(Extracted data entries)
-- start --

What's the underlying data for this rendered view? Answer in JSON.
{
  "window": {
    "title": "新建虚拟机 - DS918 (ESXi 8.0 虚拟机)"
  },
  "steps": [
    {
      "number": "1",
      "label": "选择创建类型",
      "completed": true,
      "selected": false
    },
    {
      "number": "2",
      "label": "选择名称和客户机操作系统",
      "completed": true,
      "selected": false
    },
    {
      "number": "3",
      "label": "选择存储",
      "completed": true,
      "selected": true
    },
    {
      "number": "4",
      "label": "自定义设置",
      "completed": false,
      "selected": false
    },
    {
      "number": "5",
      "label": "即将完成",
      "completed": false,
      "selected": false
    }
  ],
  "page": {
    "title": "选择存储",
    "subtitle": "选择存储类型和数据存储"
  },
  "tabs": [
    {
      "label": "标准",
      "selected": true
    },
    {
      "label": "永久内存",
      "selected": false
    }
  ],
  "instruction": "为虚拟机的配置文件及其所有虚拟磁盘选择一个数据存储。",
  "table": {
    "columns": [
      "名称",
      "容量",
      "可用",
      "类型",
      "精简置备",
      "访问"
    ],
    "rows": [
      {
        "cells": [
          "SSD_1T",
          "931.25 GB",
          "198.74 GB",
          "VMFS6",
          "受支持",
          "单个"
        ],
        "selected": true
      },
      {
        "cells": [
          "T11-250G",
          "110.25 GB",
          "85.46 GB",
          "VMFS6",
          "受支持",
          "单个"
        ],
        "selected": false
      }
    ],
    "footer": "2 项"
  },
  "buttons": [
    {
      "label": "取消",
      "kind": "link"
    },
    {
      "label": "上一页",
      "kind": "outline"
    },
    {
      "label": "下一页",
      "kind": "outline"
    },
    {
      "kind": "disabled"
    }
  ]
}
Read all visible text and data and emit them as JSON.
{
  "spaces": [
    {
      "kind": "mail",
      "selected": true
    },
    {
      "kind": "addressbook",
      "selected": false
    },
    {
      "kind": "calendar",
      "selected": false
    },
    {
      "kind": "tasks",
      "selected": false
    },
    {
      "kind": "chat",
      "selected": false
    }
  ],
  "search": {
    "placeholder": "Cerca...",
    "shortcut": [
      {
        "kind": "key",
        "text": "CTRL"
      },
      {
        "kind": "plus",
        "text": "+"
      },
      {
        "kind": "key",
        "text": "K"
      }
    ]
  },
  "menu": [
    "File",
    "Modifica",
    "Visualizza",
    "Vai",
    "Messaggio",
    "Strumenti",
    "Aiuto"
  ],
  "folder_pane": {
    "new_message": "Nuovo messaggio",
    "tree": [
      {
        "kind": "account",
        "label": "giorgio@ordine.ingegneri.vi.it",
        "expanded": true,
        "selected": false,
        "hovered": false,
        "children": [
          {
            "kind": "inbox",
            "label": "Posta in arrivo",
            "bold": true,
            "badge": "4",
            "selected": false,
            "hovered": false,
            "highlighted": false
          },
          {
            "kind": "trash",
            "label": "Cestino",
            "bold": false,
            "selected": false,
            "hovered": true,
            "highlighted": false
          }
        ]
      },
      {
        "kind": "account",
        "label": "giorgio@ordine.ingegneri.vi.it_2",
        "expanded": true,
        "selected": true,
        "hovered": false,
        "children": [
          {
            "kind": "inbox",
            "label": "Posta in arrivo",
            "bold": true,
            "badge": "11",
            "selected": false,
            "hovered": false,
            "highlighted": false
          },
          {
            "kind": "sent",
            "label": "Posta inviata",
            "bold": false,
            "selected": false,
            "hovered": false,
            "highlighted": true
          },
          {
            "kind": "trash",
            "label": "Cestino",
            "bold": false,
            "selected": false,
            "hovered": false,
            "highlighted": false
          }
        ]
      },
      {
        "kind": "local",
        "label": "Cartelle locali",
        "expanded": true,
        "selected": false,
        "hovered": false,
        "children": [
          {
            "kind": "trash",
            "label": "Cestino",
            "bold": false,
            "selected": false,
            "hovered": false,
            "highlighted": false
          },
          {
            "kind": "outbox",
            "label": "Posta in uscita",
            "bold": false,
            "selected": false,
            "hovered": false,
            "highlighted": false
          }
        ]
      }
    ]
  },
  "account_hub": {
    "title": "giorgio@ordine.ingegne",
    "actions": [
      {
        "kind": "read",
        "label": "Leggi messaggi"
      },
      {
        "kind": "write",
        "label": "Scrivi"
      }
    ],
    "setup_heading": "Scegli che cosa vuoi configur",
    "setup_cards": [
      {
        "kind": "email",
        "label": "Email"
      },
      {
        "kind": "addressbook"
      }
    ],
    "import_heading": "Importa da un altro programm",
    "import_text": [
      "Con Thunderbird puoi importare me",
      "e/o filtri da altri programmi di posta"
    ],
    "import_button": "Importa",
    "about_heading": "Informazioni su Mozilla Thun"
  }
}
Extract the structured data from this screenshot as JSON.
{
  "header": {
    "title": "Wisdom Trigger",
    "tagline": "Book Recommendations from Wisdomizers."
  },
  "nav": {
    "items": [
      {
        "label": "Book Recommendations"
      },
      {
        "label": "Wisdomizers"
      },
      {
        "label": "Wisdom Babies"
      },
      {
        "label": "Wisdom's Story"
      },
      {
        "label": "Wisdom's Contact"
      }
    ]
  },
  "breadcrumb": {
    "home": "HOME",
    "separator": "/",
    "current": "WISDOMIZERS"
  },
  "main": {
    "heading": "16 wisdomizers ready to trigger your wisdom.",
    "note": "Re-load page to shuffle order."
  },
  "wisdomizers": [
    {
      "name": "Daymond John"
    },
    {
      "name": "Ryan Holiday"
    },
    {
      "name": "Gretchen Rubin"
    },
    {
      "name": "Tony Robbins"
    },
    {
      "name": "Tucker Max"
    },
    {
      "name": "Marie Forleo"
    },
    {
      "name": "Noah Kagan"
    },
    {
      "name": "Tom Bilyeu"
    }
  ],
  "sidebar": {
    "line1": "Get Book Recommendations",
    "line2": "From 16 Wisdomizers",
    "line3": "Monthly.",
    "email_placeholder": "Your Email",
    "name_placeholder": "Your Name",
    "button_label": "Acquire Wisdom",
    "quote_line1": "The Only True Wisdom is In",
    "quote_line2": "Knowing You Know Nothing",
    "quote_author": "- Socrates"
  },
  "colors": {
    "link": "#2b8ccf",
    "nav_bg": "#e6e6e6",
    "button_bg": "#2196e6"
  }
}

-- end --

■ **What to produce**: Exactly as written above, please repeat the entries.

■ **Solution to the problem**:
What's the underlying data for this rendered view? Answer in JSON.
{
  "window": {
    "title": "新建虚拟机 - DS918 (ESXi 8.0 虚拟机)"
  },
  "steps": [
    {
      "number": "1",
      "label": "选择创建类型",
      "completed": true,
      "selected": false
    },
    {
      "number": "2",
      "label": "选择名称和客户机操作系统",
      "completed": true,
      "selected": false
    },
    {
      "number": "3",
      "label": "选择存储",
      "completed": true,
      "selected": true
    },
    {
      "number": "4",
      "label": "自定义设置",
      "completed": false,
      "selected": false
    },
    {
      "number": "5",
      "label": "即将完成",
      "completed": false,
      "selected": false
    }
  ],
  "page": {
    "title": "选择存储",
    "subtitle": "选择存储类型和数据存储"
  },
  "tabs": [
    {
      "label": "标准",
      "selected": true
    },
    {
      "label": "永久内存",
      "selected": false
    }
  ],
  "instruction": "为虚拟机的配置文件及其所有虚拟磁盘选择一个数据存储。",
  "table": {
    "columns": [
      "名称",
      "容量",
      "可用",
      "类型",
      "精简置备",
      "访问"
    ],
    "rows": [
      {
        "cells": [
          "SSD_1T",
          "931.25 GB",
          "198.74 GB",
          "VMFS6",
          "受支持",
          "单个"
        ],
        "selected": true
      },
      {
        "cells": [
          "T11-250G",
          "110.25 GB",
          "85.46 GB",
          "VMFS6",
          "受支持",
          "单个"
        ],
        "selected": false
      }
    ],
    "footer": "2 项"
  },
  "buttons": [
    {
      "label": "取消",
      "kind": "link"
    },
    {
      "label": "上一页",
      "kind": "outline"
    },
    {
      "label": "下一页",
      "kind": "outline"
    },
    {
      "kind": "disabled"
    }
  ]
}
Read all visible text and data and emit them as JSON.
{
  "spaces": [
    {
      "kind": "mail",
      "selected": true
    },
    {
      "kind": "addressbook",
      "selected": false
    },
    {
      "kind": "calendar",
      "selected": false
    },
    {
      "kind": "tasks",
      "selected": false
    },
    {
      "kind": "chat",
      "selected": false
    }
  ],
  "search": {
    "placeholder": "Cerca...",
    "shortcut": [
      {
        "kind": "key",
        "text": "CTRL"
      },
      {
        "kind": "plus",
        "text": "+"
      },
      {
        "kind": "key",
        "text": "K"
      }
    ]
  },
  "menu": [
    "File",
    "Modifica",
    "Visualizza",
    "Vai",
    "Messaggio",
    "Strumenti",
    "Aiuto"
  ],
  "folder_pane": {
    "new_message": "Nuovo messaggio",
    "tree": [
      {
        "kind": "account",
        "label": "giorgio@ordine.ingegneri.vi.it",
        "expanded": true,
        "selected": false,
        "hovered": false,
        "children": [
          {
            "kind": "inbox",
            "label": "Posta in arrivo",
            "bold": true,
            "badge": "4",
            "selected": false,
            "hovered": false,
            "highlighted": false
          },
          {
            "kind": "trash",
            "label": "Cestino",
            "bold": false,
            "selected": false,
            "hovered": true,
            "highlighted": false
          }
        ]
      },
      {
        "kind": "account",
        "label": "giorgio@ordine.ingegneri.vi.it_2",
        "expanded": true,
        "selected": true,
        "hovered": false,
        "children": [
          {
            "kind": "inbox",
            "label": "Posta in arrivo",
            "bold": true,
            "badge": "11",
            "selected": false,
            "hovered": false,
            "highlighted": false
          },
          {
            "kind": "sent",
            "label": "Posta inviata",
            "bold": false,
            "selected": false,
            "hovered": false,
            "highlighted": true
          },
          {
            "kind": "trash",
            "label": "Cestino",
            "bold": false,
            "selected": false,
            "hovered": false,
            "highlighted": false
          }
        ]
      },
      {
        "kind": "local",
        "label": "Cartelle locali",
        "expanded": true,
        "selected": false,
        "hovered": false,
        "children": [
          {
            "kind": "trash",
            "label": "Cestino",
            "bold": false,
            "selected": false,
            "hovered": false,
            "highlighted": false
          },
          {
            "kind": "outbox",
            "label": "Posta in uscita",
            "bold": false,
            "selected": false,
            "hovered": false,
            "highlighted": false
          }
        ]
      }
    ]
  },
  "account_hub": {
    "title": "giorgio@ordine.ingegne",
    "actions": [
      {
        "kind": "read",
        "label": "Leggi messaggi"
      },
      {
        "kind": "write",
        "label": "Scrivi"
      }
    ],
    "setup_heading": "Scegli che cosa vuoi configur",
    "setup_cards": [
      {
        "kind": "email",
        "label": "Email"
      },
      {
        "kind": "addressbook"
      }
    ],
    "import_heading": "Importa da un altro programm",
    "import_text": [
      "Con Thunderbird puoi importare me",
      "e/o filtri da altri programmi di posta"
    ],
    "import_button": "Importa",
    "about_heading": "Informazioni su Mozilla Thun"
  }
}
Extract the structured data from this screenshot as JSON.
{
  "header": {
    "title": "Wisdom Trigger",
    "tagline": "Book Recommendations from Wisdomizers."
  },
  "nav": {
    "items": [
      {
        "label": "Book Recommendations"
      },
      {
        "label": "Wisdomizers"
      },
      {
        "label": "Wisdom Babies"
      },
      {
        "label": "Wisdom's Story"
      },
      {
        "label": "Wisdom's Contact"
      }
    ]
  },
  "breadcrumb": {
    "home": "HOME",
    "separator": "/",
    "current": "WISDOMIZERS"
  },
  "main": {
    "heading": "16 wisdomizers ready to trigger your wisdom.",
    "note": "Re-load page to shuffle order."
  },
  "wisdomizers": [
    {
      "name": "Daymond John"
    },
    {
      "name": "Ryan Holiday"
    },
    {
      "name": "Gretchen Rubin"
    },
    {
      "name": "Tony Robbins"
    },
    {
      "name": "Tucker Max"
    },
    {
      "name": "Marie Forleo"
    },
    {
      "name": "Noah Kagan"
    },
    {
      "name": "Tom Bilyeu"
    }
  ],
  "sidebar": {
    "line1": "Get Book Recommendations",
    "line2": "From 16 Wisdomizers",
    "line3": "Monthly.",
    "email_placeholder": "Your Email",
    "name_placeholder": "Your Name",
    "button_label": "Acquire Wisdom",
    "quote_line1": "The Only True Wisdom is In",
    "quote_line2": "Knowing You Know Nothing",
    "quote_author": "- Socrates"
  },
  "colors": {
    "link": "#2b8ccf",
    "nav_bg": "#e6e6e6",
    "button_bg": "#2196e6"
  }
}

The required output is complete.